Find the lines that hold the word "GRASS" and return them.
━━━━━ RECORDS SHOWN
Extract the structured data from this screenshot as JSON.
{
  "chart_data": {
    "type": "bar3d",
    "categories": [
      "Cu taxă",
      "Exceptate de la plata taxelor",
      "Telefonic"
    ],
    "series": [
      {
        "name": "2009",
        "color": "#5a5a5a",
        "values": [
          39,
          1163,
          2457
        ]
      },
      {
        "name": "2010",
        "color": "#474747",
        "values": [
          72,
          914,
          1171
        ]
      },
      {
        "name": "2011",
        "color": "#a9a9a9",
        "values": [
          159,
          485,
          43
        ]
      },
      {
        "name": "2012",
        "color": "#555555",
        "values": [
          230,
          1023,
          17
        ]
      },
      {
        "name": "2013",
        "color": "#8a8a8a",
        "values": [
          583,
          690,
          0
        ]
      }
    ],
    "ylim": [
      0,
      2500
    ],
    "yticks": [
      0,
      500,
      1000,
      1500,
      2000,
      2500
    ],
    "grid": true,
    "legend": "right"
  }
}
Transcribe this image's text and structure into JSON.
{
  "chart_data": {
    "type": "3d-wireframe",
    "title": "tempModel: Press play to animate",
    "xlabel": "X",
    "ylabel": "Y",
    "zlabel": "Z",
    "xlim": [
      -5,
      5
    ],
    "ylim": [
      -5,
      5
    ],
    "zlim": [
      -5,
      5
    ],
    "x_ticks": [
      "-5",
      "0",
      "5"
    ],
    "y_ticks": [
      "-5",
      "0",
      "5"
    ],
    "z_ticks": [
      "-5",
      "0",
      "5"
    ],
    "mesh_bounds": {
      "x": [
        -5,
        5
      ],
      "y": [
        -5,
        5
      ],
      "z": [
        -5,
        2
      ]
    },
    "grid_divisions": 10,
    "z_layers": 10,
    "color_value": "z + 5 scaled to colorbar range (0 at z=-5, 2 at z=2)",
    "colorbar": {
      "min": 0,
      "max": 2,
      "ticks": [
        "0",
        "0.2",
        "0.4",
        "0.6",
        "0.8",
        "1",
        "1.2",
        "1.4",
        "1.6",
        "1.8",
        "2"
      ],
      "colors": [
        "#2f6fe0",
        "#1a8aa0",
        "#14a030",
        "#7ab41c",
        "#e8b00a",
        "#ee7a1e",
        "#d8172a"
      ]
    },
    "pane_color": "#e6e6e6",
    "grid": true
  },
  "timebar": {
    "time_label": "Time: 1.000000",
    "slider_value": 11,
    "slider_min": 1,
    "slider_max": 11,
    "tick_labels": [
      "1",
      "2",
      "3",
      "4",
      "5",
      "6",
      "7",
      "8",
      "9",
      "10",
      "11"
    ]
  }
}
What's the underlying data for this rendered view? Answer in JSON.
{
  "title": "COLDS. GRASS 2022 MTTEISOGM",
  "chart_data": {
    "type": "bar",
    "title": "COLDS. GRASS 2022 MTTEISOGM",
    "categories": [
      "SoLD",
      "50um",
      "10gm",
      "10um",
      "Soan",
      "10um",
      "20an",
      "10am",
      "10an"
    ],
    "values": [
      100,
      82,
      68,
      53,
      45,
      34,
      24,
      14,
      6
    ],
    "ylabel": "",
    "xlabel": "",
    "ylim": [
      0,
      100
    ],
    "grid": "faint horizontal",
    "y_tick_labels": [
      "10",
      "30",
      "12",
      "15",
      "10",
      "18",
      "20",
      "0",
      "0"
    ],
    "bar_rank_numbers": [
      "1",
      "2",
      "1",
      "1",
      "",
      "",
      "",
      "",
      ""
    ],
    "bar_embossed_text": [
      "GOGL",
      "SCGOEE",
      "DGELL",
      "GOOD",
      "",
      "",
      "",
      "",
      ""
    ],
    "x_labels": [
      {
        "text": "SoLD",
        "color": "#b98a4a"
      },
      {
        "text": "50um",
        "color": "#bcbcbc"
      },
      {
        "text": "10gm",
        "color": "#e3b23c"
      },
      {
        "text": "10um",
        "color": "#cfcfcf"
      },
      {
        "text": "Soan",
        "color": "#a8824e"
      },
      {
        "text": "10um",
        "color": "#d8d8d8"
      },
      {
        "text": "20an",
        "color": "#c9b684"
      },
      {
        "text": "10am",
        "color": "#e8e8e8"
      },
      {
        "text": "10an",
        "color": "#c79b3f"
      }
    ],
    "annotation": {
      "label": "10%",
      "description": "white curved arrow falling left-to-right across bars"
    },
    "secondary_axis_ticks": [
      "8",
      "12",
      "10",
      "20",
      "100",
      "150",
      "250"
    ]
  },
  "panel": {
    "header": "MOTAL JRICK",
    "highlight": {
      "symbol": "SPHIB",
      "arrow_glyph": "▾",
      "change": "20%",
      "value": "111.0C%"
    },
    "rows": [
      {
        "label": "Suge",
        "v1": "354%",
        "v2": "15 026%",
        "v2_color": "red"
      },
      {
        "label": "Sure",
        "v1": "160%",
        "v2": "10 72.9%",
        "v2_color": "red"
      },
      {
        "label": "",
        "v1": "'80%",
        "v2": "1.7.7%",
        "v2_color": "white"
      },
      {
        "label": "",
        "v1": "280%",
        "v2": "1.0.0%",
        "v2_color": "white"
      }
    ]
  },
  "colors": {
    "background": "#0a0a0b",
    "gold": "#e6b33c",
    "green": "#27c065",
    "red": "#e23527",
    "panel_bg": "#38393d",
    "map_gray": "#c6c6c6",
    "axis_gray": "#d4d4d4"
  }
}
━━━━━━━━━━
WRITTEN SOLUTION:
  "title": "COLDS. GRASS 2022 MTTEISOGM",
    "title": "COLDS. GRASS 2022 MTTEISOGM",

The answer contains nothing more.